• **Problem description**
Give the listing again character for character, but drop the images.

• **Input data**
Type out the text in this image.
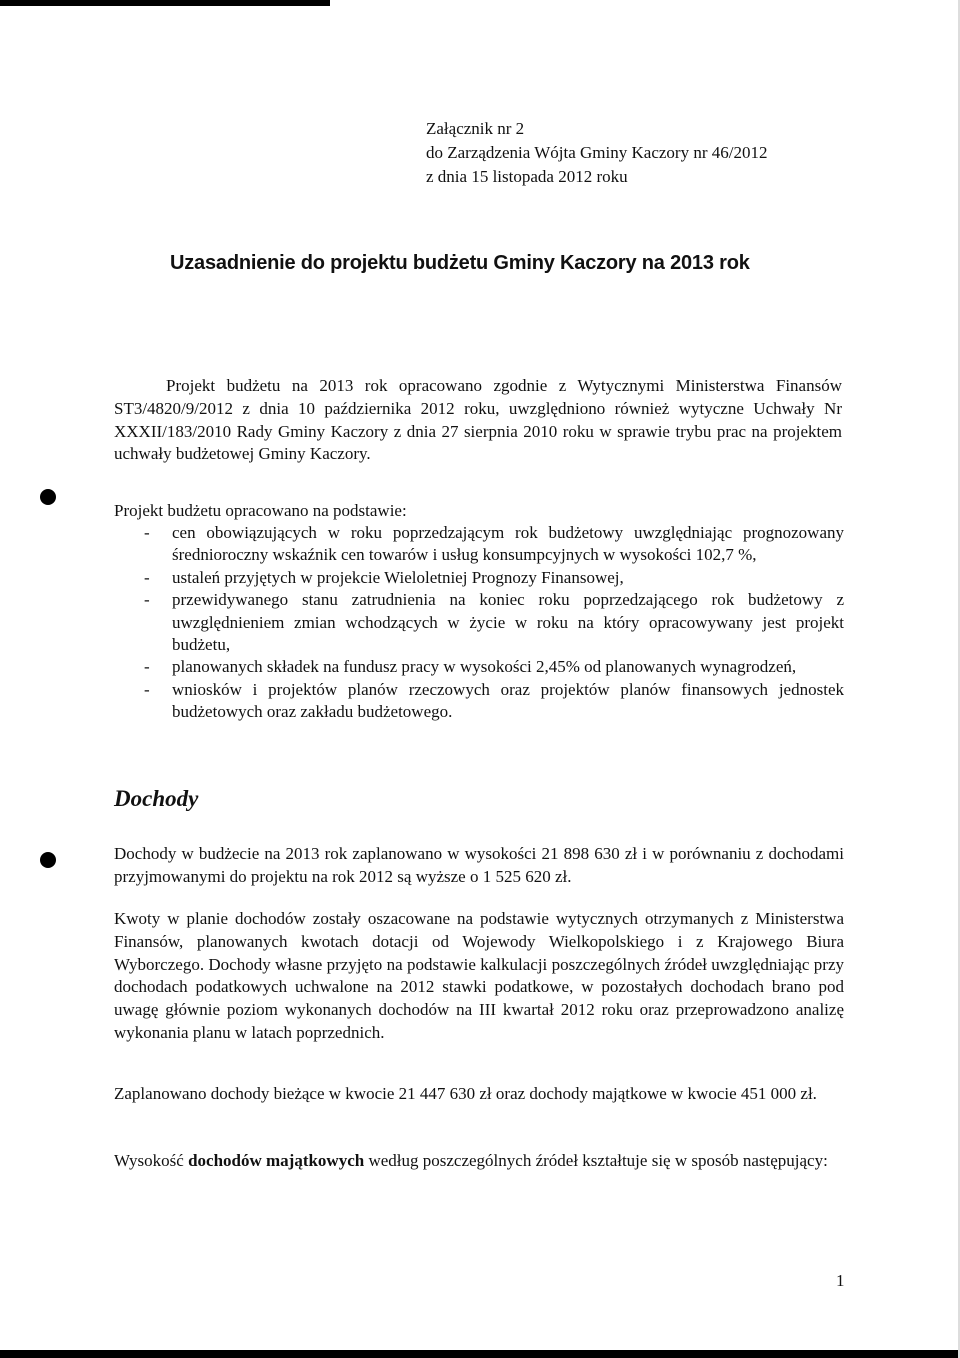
Załącznik nr 2
do Zarządzenia Wójta Gminy Kaczory nr 46/2012
z dnia 15 listopada 2012 roku
Uzasadnienie do projektu budżetu Gminy Kaczory na 2013 rok

Projekt budżetu na 2013 rok opracowano zgodnie z Wytycznymi Ministerstwa Finansów ST3/4820/9/2012 z dnia 10 października 2012 roku, uwzględniono również wytyczne Uchwały Nr XXXII/183/2010 Rady Gminy Kaczory z dnia 27 sierpnia 2010 roku w sprawie trybu prac na projektem uchwały budżetowej Gminy Kaczory.

Projekt budżetu opracowano na podstawie:

- cen obowiązujących w roku poprzedzającym rok budżetowy uwzględniając prognozowany średnioroczny wskaźnik cen towarów i usług konsumpcyjnych w wysokości 102,7 %,
- ustaleń przyjętych w projekcie Wieloletniej Prognozy Finansowej,
- przewidywanego stanu zatrudnienia na koniec roku poprzedzającego rok budżetowy z uwzględnieniem zmian wchodzących w życie w roku na który opracowywany jest projekt budżetu,
- planowanych składek na fundusz pracy w wysokości 2,45% od planowanych wynagrodzeń,
- wniosków i projektów planów rzeczowych oraz projektów planów finansowych jednostek budżetowych oraz zakładu budżetowego.
Dochody

Dochody w budżecie na 2013 rok zaplanowano w wysokości 21 898 630 zł i w porównaniu z dochodami przyjmowanymi do projektu na rok 2012 są wyższe o 1 525 620 zł.

Kwoty w planie dochodów zostały oszacowane na podstawie wytycznych otrzymanych z Ministerstwa Finansów, planowanych kwotach dotacji od Wojewody Wielkopolskiego i z Krajowego Biura Wyborczego. Dochody własne przyjęto na podstawie kalkulacji poszczególnych źródeł uwzględniając przy dochodach podatkowych uchwalone na 2012 stawki podatkowe, w pozostałych dochodach brano pod uwagę głównie poziom wykonanych dochodów na III kwartał 2012 roku oraz przeprowadzono analizę wykonania planu w latach poprzednich.

Zaplanowano dochody bieżące w kwocie 21 447 630 zł oraz dochody majątkowe w kwocie 451 000 zł.

Wysokość dochodów majątkowych według poszczególnych źródeł kształtuje się w sposób następujący:

1
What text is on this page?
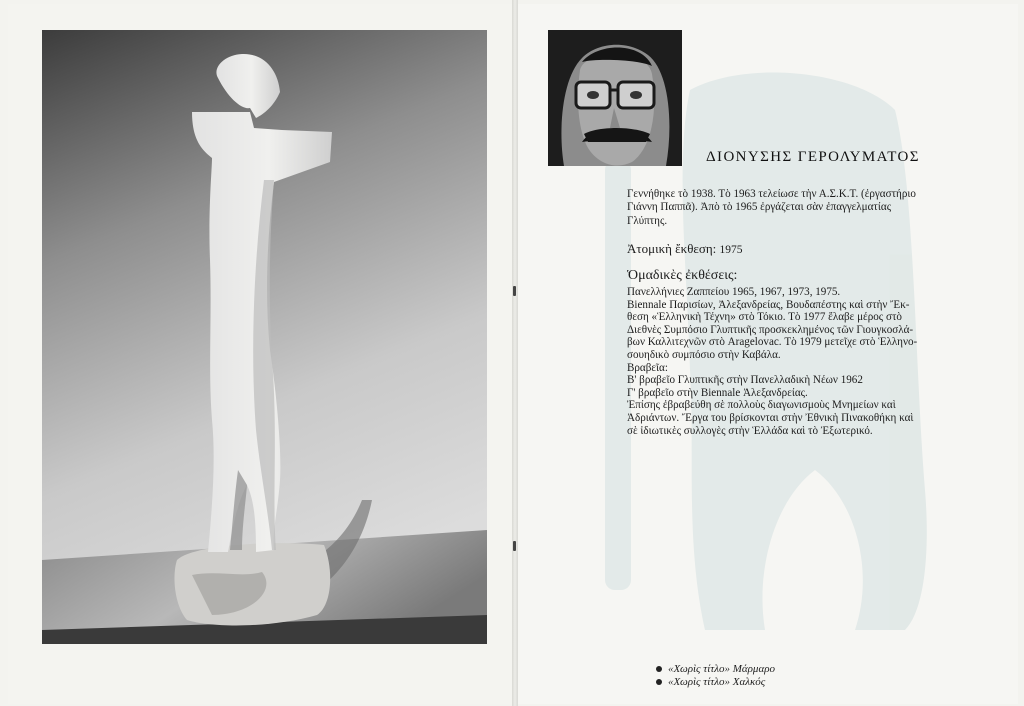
ΔΙΟΝΥΣΗΣ ΓΕΡΟΛΥΜΑΤΟΣ
Γεννήθηκε τὸ 1938. Τὸ 1963 τελείωσε τὴν Α.Σ.Κ.Τ. (ἐργαστήριο
Γιάννη Παππᾶ). Ἀπὸ τὸ 1965 ἐργάζεται σὰν ἐπαγγελματίας
Γλύπτης.
Ἀτομικὴ ἔκθεση: 1975
Ὁμαδικὲς ἐκθέσεις:
Πανελλήνιες Ζαππείου 1965, 1967, 1973, 1975.
Biennale Παρισίων, Ἀλεξανδρείας, Βουδαπέστης καὶ στὴν Ἔκ-
θεση «Ἑλληνικὴ Τέχνη» στὸ Τόκιο. Τὸ 1977 ἔλαβε μέρος στὸ
Διεθνὲς Συμπόσιο Γλυπτικῆς προσκεκλημένος τῶν Γιουγκοσλά-
βων Καλλιτεχνῶν στὸ Aragelovac. Τὸ 1979 μετεῖχε στὸ Ἑλληνο-
σουηδικὸ συμπόσιο στὴν Καβάλα.
Βραβεῖα:
Β' βραβεῖο Γλυπτικῆς στὴν Πανελλαδικὴ Νέων 1962
Γ' βραβεῖο στὴν Biennale Ἀλεξανδρείας.
Ἐπίσης ἐβραβεύθη σὲ πολλοὺς διαγωνισμοὺς Μνημείων καὶ
Ἀδριάντων. Ἔργα του βρίσκονται στὴν Ἐθνικὴ Πινακοθήκη καὶ
σὲ ἰδιωτικὲς συλλογὲς στὴν Ἑλλάδα καὶ τὸ Ἐξωτερικό.
«Χωρὶς τίτλο»
Μάρμαρο
«Χωρὶς τίτλο»
Χαλκός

• **Exercise answer**
Type out the text in this image.
Załącznik nr 2
do Zarządzenia Wójta Gminy Kaczory nr 46/2012
z dnia 15 listopada 2012 roku
Uzasadnienie do projektu budżetu Gminy Kaczory na 2013 rok

Projekt budżetu na 2013 rok opracowano zgodnie z Wytycznymi Ministerstwa Finansów ST3/4820/9/2012 z dnia 10 października 2012 roku, uwzględniono również wytyczne Uchwały Nr XXXII/183/2010 Rady Gminy Kaczory z dnia 27 sierpnia 2010 roku w sprawie trybu prac na projektem uchwały budżetowej Gminy Kaczory.

Projekt budżetu opracowano na podstawie:

- cen obowiązujących w roku poprzedzającym rok budżetowy uwzględniając prognozowany średnioroczny wskaźnik cen towarów i usług konsumpcyjnych w wysokości 102,7 %,
- ustaleń przyjętych w projekcie Wieloletniej Prognozy Finansowej,
- przewidywanego stanu zatrudnienia na koniec roku poprzedzającego rok budżetowy z uwzględnieniem zmian wchodzących w życie w roku na który opracowywany jest projekt budżetu,
- planowanych składek na fundusz pracy w wysokości 2,45% od planowanych wynagrodzeń,
- wniosków i projektów planów rzeczowych oraz projektów planów finansowych jednostek budżetowych oraz zakładu budżetowego.
Dochody

Dochody w budżecie na 2013 rok zaplanowano w wysokości 21 898 630 zł i w porównaniu z dochodami przyjmowanymi do projektu na rok 2012 są wyższe o 1 525 620 zł.

Kwoty w planie dochodów zostały oszacowane na podstawie wytycznych otrzymanych z Ministerstwa Finansów, planowanych kwotach dotacji od Wojewody Wielkopolskiego i z Krajowego Biura Wyborczego. Dochody własne przyjęto na podstawie kalkulacji poszczególnych źródeł uwzględniając przy dochodach podatkowych uchwalone na 2012 stawki podatkowe, w pozostałych dochodach brano pod uwagę głównie poziom wykonanych dochodów na III kwartał 2012 roku oraz przeprowadzono analizę wykonania planu w latach poprzednich.

Zaplanowano dochody bieżące w kwocie 21 447 630 zł oraz dochody majątkowe w kwocie 451 000 zł.

Wysokość dochodów majątkowych według poszczególnych źródeł kształtuje się w sposób następujący:

1
What text is on this page?
ΔΙΟΝΥΣΗΣ ΓΕΡΟΛΥΜΑΤΟΣ
Γεννήθηκε τὸ 1938. Τὸ 1963 τελείωσε τὴν Α.Σ.Κ.Τ. (ἐργαστήριο
Γιάννη Παππᾶ). Ἀπὸ τὸ 1965 ἐργάζεται σὰν ἐπαγγελματίας
Γλύπτης.
Ἀτομικὴ ἔκθεση: 1975
Ὁμαδικὲς ἐκθέσεις:
Πανελλήνιες Ζαππείου 1965, 1967, 1973, 1975.
Biennale Παρισίων, Ἀλεξανδρείας, Βουδαπέστης καὶ στὴν Ἔκ-
θεση «Ἑλληνικὴ Τέχνη» στὸ Τόκιο. Τὸ 1977 ἔλαβε μέρος στὸ
Διεθνὲς Συμπόσιο Γλυπτικῆς προσκεκλημένος τῶν Γιουγκοσλά-
βων Καλλιτεχνῶν στὸ Aragelovac. Τὸ 1979 μετεῖχε στὸ Ἑλληνο-
σουηδικὸ συμπόσιο στὴν Καβάλα.
Βραβεῖα:
Β' βραβεῖο Γλυπτικῆς στὴν Πανελλαδικὴ Νέων 1962
Γ' βραβεῖο στὴν Biennale Ἀλεξανδρείας.
Ἐπίσης ἐβραβεύθη σὲ πολλοὺς διαγωνισμοὺς Μνημείων καὶ
Ἀδριάντων. Ἔργα του βρίσκονται στὴν Ἐθνικὴ Πινακοθήκη καὶ
σὲ ἰδιωτικὲς συλλογὲς στὴν Ἑλλάδα καὶ τὸ Ἐξωτερικό.
«Χωρὶς τίτλο»
Μάρμαρο
«Χωρὶς τίτλο»
Χαλκός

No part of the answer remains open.